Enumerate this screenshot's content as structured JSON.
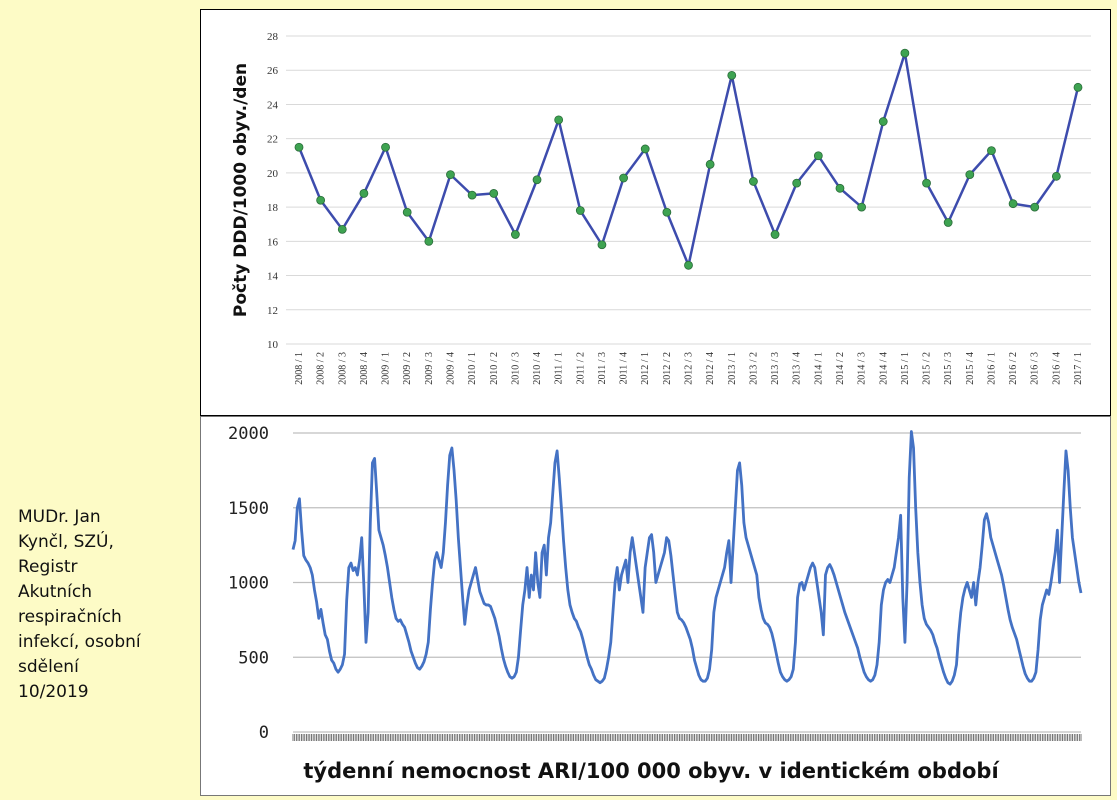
{
  "source_note": {
    "lines": [
      "MUDr. Jan",
      "Kynčl, SZÚ,",
      "Registr",
      "Akutních",
      "respiračních",
      "infekcí, osobní",
      "sdělení",
      "10/2019"
    ]
  },
  "colors": {
    "background": "#fdfbc6",
    "line": "#3d4cad",
    "marker": "#3ea351",
    "series2": "#4472c4",
    "grid": "#d9d9d9"
  },
  "chart_data": [
    {
      "type": "line",
      "ylabel": "Počty DDD/1000 obyv./den",
      "ylim": [
        10,
        28
      ],
      "yticks": [
        10,
        12,
        14,
        16,
        18,
        20,
        22,
        24,
        26,
        28
      ],
      "grid": true,
      "categories": [
        "2008 / 1",
        "2008 / 2",
        "2008 / 3",
        "2008 / 4",
        "2009 / 1",
        "2009 / 2",
        "2009 / 3",
        "2009 / 4",
        "2010 / 1",
        "2010 / 2",
        "2010 / 3",
        "2010 / 4",
        "2011 / 1",
        "2011 / 2",
        "2011 / 3",
        "2011 / 4",
        "2012 / 1",
        "2012 / 2",
        "2012 / 3",
        "2012 / 4",
        "2013 / 1",
        "2013 / 2",
        "2013 / 3",
        "2013 / 4",
        "2014 / 1",
        "2014 / 2",
        "2014 / 3",
        "2014 / 4",
        "2015 / 1",
        "2015 / 2",
        "2015 / 3",
        "2015 / 4",
        "2016 / 1",
        "2016 / 2",
        "2016 / 3",
        "2016 / 4",
        "2017 / 1"
      ],
      "values": [
        21.5,
        18.4,
        16.7,
        18.8,
        21.5,
        17.7,
        16.0,
        19.9,
        18.7,
        18.8,
        16.4,
        19.6,
        23.1,
        17.8,
        15.8,
        19.7,
        21.4,
        17.7,
        14.6,
        20.5,
        25.7,
        19.5,
        16.4,
        19.4,
        21.0,
        19.1,
        18.0,
        23.0,
        27.0,
        19.4,
        17.1,
        19.9,
        21.3,
        18.2,
        18.0,
        19.8,
        25.0
      ]
    },
    {
      "type": "line",
      "xlabel": "týdenní nemocnost ARI/100 000 obyv. v identickém období",
      "ylim": [
        0,
        2000
      ],
      "yticks": [
        0,
        500,
        1000,
        1500,
        2000
      ],
      "grid": true,
      "n_weeks": 470,
      "values": [
        1220,
        1280,
        1500,
        1560,
        1350,
        1180,
        1150,
        1130,
        1100,
        1050,
        950,
        870,
        760,
        820,
        730,
        650,
        620,
        540,
        480,
        460,
        420,
        400,
        420,
        450,
        520,
        880,
        1100,
        1130,
        1080,
        1100,
        1050,
        1150,
        1300,
        980,
        600,
        800,
        1400,
        1800,
        1830,
        1600,
        1350,
        1300,
        1250,
        1180,
        1100,
        1000,
        900,
        820,
        760,
        740,
        750,
        720,
        700,
        650,
        600,
        540,
        500,
        460,
        430,
        420,
        440,
        470,
        520,
        600,
        820,
        1000,
        1150,
        1200,
        1150,
        1100,
        1200,
        1400,
        1650,
        1850,
        1900,
        1750,
        1550,
        1300,
        1100,
        900,
        720,
        850,
        950,
        1000,
        1050,
        1100,
        1020,
        940,
        900,
        860,
        850,
        850,
        840,
        800,
        760,
        700,
        640,
        560,
        490,
        440,
        400,
        370,
        360,
        370,
        400,
        500,
        680,
        850,
        950,
        1100,
        900,
        1050,
        950,
        1200,
        1000,
        900,
        1200,
        1250,
        1050,
        1300,
        1400,
        1600,
        1800,
        1880,
        1700,
        1500,
        1280,
        1100,
        950,
        850,
        800,
        760,
        740,
        700,
        670,
        620,
        560,
        500,
        450,
        420,
        380,
        350,
        340,
        330,
        340,
        360,
        420,
        500,
        600,
        800,
        1000,
        1100,
        950,
        1050,
        1100,
        1150,
        1000,
        1200,
        1300,
        1200,
        1100,
        1000,
        900,
        800,
        1100,
        1200,
        1300,
        1320,
        1200,
        1000,
        1050,
        1100,
        1150,
        1200,
        1300,
        1280,
        1180,
        1050,
        920,
        800,
        760,
        750,
        730,
        700,
        660,
        620,
        560,
        480,
        430,
        380,
        350,
        340,
        340,
        360,
        420,
        550,
        800,
        900,
        950,
        1000,
        1050,
        1100,
        1200,
        1280,
        1000,
        1250,
        1500,
        1750,
        1800,
        1650,
        1400,
        1300,
        1250,
        1200,
        1150,
        1100,
        1050,
        900,
        820,
        760,
        730,
        720,
        700,
        660,
        600,
        530,
        460,
        400,
        370,
        350,
        340,
        350,
        370,
        420,
        600,
        900,
        990,
        1000,
        950,
        1000,
        1050,
        1100,
        1130,
        1100,
        1000,
        900,
        800,
        650,
        1050,
        1100,
        1120,
        1090,
        1050,
        1000,
        950,
        900,
        850,
        800,
        760,
        720,
        680,
        640,
        600,
        560,
        500,
        450,
        400,
        370,
        350,
        340,
        350,
        380,
        450,
        600,
        850,
        950,
        1000,
        1020,
        1000,
        1050,
        1100,
        1200,
        1300,
        1450,
        900,
        600,
        1000,
        1700,
        2010,
        1900,
        1500,
        1200,
        1000,
        850,
        760,
        720,
        700,
        680,
        650,
        600,
        560,
        500,
        450,
        400,
        360,
        330,
        320,
        340,
        380,
        450,
        650,
        800,
        900,
        960,
        1000,
        950,
        900,
        1000,
        850,
        1000,
        1100,
        1250,
        1420,
        1460,
        1400,
        1300,
        1250,
        1200,
        1150,
        1100,
        1050,
        980,
        900,
        820,
        750,
        700,
        660,
        620,
        560,
        500,
        440,
        390,
        360,
        340,
        340,
        360,
        400,
        550,
        750,
        850,
        900,
        950,
        920,
        1000,
        1100,
        1200,
        1350,
        1000,
        1300,
        1600,
        1880,
        1750,
        1500,
        1300,
        1200,
        1100,
        1000,
        930
      ]
    }
  ]
}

* * * * *

Without the pictures, extract every entry verbatim.

**Task output**
Enumerate this screenshot's content as structured JSON.
{
  "source_note": {
    "lines": [
      "MUDr. Jan",
      "Kynčl, SZÚ,",
      "Registr",
      "Akutních",
      "respiračních",
      "infekcí, osobní",
      "sdělení",
      "10/2019"
    ]
  },
  "colors": {
    "background": "#fdfbc6",
    "line": "#3d4cad",
    "marker": "#3ea351",
    "series2": "#4472c4",
    "grid": "#d9d9d9"
  },
  "chart_data": [
    {
      "type": "line",
      "ylabel": "Počty DDD/1000 obyv./den",
      "ylim": [
        10,
        28
      ],
      "yticks": [
        10,
        12,
        14,
        16,
        18,
        20,
        22,
        24,
        26,
        28
      ],
      "grid": true,
      "categories": [
        "2008 / 1",
        "2008 / 2",
        "2008 / 3",
        "2008 / 4",
        "2009 / 1",
        "2009 / 2",
        "2009 / 3",
        "2009 / 4",
        "2010 / 1",
        "2010 / 2",
        "2010 / 3",
        "2010 / 4",
        "2011 / 1",
        "2011 / 2",
        "2011 / 3",
        "2011 / 4",
        "2012 / 1",
        "2012 / 2",
        "2012 / 3",
        "2012 / 4",
        "2013 / 1",
        "2013 / 2",
        "2013 / 3",
        "2013 / 4",
        "2014 / 1",
        "2014 / 2",
        "2014 / 3",
        "2014 / 4",
        "2015 / 1",
        "2015 / 2",
        "2015 / 3",
        "2015 / 4",
        "2016 / 1",
        "2016 / 2",
        "2016 / 3",
        "2016 / 4",
        "2017 / 1"
      ],
      "values": [
        21.5,
        18.4,
        16.7,
        18.8,
        21.5,
        17.7,
        16.0,
        19.9,
        18.7,
        18.8,
        16.4,
        19.6,
        23.1,
        17.8,
        15.8,
        19.7,
        21.4,
        17.7,
        14.6,
        20.5,
        25.7,
        19.5,
        16.4,
        19.4,
        21.0,
        19.1,
        18.0,
        23.0,
        27.0,
        19.4,
        17.1,
        19.9,
        21.3,
        18.2,
        18.0,
        19.8,
        25.0
      ]
    },
    {
      "type": "line",
      "xlabel": "týdenní nemocnost ARI/100 000 obyv. v identickém období",
      "ylim": [
        0,
        2000
      ],
      "yticks": [
        0,
        500,
        1000,
        1500,
        2000
      ],
      "grid": true,
      "n_weeks": 470,
      "values": [
        1220,
        1280,
        1500,
        1560,
        1350,
        1180,
        1150,
        1130,
        1100,
        1050,
        950,
        870,
        760,
        820,
        730,
        650,
        620,
        540,
        480,
        460,
        420,
        400,
        420,
        450,
        520,
        880,
        1100,
        1130,
        1080,
        1100,
        1050,
        1150,
        1300,
        980,
        600,
        800,
        1400,
        1800,
        1830,
        1600,
        1350,
        1300,
        1250,
        1180,
        1100,
        1000,
        900,
        820,
        760,
        740,
        750,
        720,
        700,
        650,
        600,
        540,
        500,
        460,
        430,
        420,
        440,
        470,
        520,
        600,
        820,
        1000,
        1150,
        1200,
        1150,
        1100,
        1200,
        1400,
        1650,
        1850,
        1900,
        1750,
        1550,
        1300,
        1100,
        900,
        720,
        850,
        950,
        1000,
        1050,
        1100,
        1020,
        940,
        900,
        860,
        850,
        850,
        840,
        800,
        760,
        700,
        640,
        560,
        490,
        440,
        400,
        370,
        360,
        370,
        400,
        500,
        680,
        850,
        950,
        1100,
        900,
        1050,
        950,
        1200,
        1000,
        900,
        1200,
        1250,
        1050,
        1300,
        1400,
        1600,
        1800,
        1880,
        1700,
        1500,
        1280,
        1100,
        950,
        850,
        800,
        760,
        740,
        700,
        670,
        620,
        560,
        500,
        450,
        420,
        380,
        350,
        340,
        330,
        340,
        360,
        420,
        500,
        600,
        800,
        1000,
        1100,
        950,
        1050,
        1100,
        1150,
        1000,
        1200,
        1300,
        1200,
        1100,
        1000,
        900,
        800,
        1100,
        1200,
        1300,
        1320,
        1200,
        1000,
        1050,
        1100,
        1150,
        1200,
        1300,
        1280,
        1180,
        1050,
        920,
        800,
        760,
        750,
        730,
        700,
        660,
        620,
        560,
        480,
        430,
        380,
        350,
        340,
        340,
        360,
        420,
        550,
        800,
        900,
        950,
        1000,
        1050,
        1100,
        1200,
        1280,
        1000,
        1250,
        1500,
        1750,
        1800,
        1650,
        1400,
        1300,
        1250,
        1200,
        1150,
        1100,
        1050,
        900,
        820,
        760,
        730,
        720,
        700,
        660,
        600,
        530,
        460,
        400,
        370,
        350,
        340,
        350,
        370,
        420,
        600,
        900,
        990,
        1000,
        950,
        1000,
        1050,
        1100,
        1130,
        1100,
        1000,
        900,
        800,
        650,
        1050,
        1100,
        1120,
        1090,
        1050,
        1000,
        950,
        900,
        850,
        800,
        760,
        720,
        680,
        640,
        600,
        560,
        500,
        450,
        400,
        370,
        350,
        340,
        350,
        380,
        450,
        600,
        850,
        950,
        1000,
        1020,
        1000,
        1050,
        1100,
        1200,
        1300,
        1450,
        900,
        600,
        1000,
        1700,
        2010,
        1900,
        1500,
        1200,
        1000,
        850,
        760,
        720,
        700,
        680,
        650,
        600,
        560,
        500,
        450,
        400,
        360,
        330,
        320,
        340,
        380,
        450,
        650,
        800,
        900,
        960,
        1000,
        950,
        900,
        1000,
        850,
        1000,
        1100,
        1250,
        1420,
        1460,
        1400,
        1300,
        1250,
        1200,
        1150,
        1100,
        1050,
        980,
        900,
        820,
        750,
        700,
        660,
        620,
        560,
        500,
        440,
        390,
        360,
        340,
        340,
        360,
        400,
        550,
        750,
        850,
        900,
        950,
        920,
        1000,
        1100,
        1200,
        1350,
        1000,
        1300,
        1600,
        1880,
        1750,
        1500,
        1300,
        1200,
        1100,
        1000,
        930
      ]
    }
  ]
}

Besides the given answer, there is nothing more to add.